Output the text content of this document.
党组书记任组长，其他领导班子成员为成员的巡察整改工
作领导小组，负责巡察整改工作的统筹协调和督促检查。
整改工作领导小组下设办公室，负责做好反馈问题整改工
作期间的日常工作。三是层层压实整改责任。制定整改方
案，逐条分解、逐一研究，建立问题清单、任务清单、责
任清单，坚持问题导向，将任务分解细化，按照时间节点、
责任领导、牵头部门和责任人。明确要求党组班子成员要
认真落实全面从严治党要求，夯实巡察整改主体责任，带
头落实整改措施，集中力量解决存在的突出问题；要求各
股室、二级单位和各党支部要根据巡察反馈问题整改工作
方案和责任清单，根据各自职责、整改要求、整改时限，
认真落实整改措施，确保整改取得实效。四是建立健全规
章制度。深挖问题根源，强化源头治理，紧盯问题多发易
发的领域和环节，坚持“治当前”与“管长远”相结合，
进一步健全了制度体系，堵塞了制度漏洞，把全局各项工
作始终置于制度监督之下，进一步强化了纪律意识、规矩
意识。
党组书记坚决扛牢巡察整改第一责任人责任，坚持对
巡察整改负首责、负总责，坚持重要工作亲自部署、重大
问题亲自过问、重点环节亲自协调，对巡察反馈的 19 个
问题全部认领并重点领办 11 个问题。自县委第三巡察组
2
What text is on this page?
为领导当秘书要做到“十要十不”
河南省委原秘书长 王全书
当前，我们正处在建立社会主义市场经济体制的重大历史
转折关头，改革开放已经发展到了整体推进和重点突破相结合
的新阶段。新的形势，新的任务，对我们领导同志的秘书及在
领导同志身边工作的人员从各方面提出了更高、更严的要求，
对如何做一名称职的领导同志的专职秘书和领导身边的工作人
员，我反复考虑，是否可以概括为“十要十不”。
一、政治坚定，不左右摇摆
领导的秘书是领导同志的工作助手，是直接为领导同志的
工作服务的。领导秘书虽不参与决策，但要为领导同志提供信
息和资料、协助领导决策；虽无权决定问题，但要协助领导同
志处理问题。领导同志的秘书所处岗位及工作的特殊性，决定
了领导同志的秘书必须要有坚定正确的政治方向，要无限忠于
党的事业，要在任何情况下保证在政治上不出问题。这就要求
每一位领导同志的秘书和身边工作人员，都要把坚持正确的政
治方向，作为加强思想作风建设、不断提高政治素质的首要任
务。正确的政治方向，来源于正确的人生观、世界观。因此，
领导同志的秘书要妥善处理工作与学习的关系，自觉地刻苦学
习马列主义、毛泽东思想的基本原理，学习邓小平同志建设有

++++++++++++++++++++

Transcribe exactly the line containing "What text is on this page?" and all remaining lines of the material, ending with the last one.

What text is on this page?
为领导当秘书要做到“十要十不”
河南省委原秘书长 王全书
当前，我们正处在建立社会主义市场经济体制的重大历史
转折关头，改革开放已经发展到了整体推进和重点突破相结合
的新阶段。新的形势，新的任务，对我们领导同志的秘书及在
领导同志身边工作的人员从各方面提出了更高、更严的要求，
对如何做一名称职的领导同志的专职秘书和领导身边的工作人
员，我反复考虑，是否可以概括为“十要十不”。
一、政治坚定，不左右摇摆
领导的秘书是领导同志的工作助手，是直接为领导同志的
工作服务的。领导秘书虽不参与决策，但要为领导同志提供信
息和资料、协助领导决策；虽无权决定问题，但要协助领导同
志处理问题。领导同志的秘书所处岗位及工作的特殊性，决定
了领导同志的秘书必须要有坚定正确的政治方向，要无限忠于
党的事业，要在任何情况下保证在政治上不出问题。这就要求
每一位领导同志的秘书和身边工作人员，都要把坚持正确的政
治方向，作为加强思想作风建设、不断提高政治素质的首要任
务。正确的政治方向，来源于正确的人生观、世界观。因此，
领导同志的秘书要妥善处理工作与学习的关系，自觉地刻苦学
习马列主义、毛泽东思想的基本原理，学习邓小平同志建设有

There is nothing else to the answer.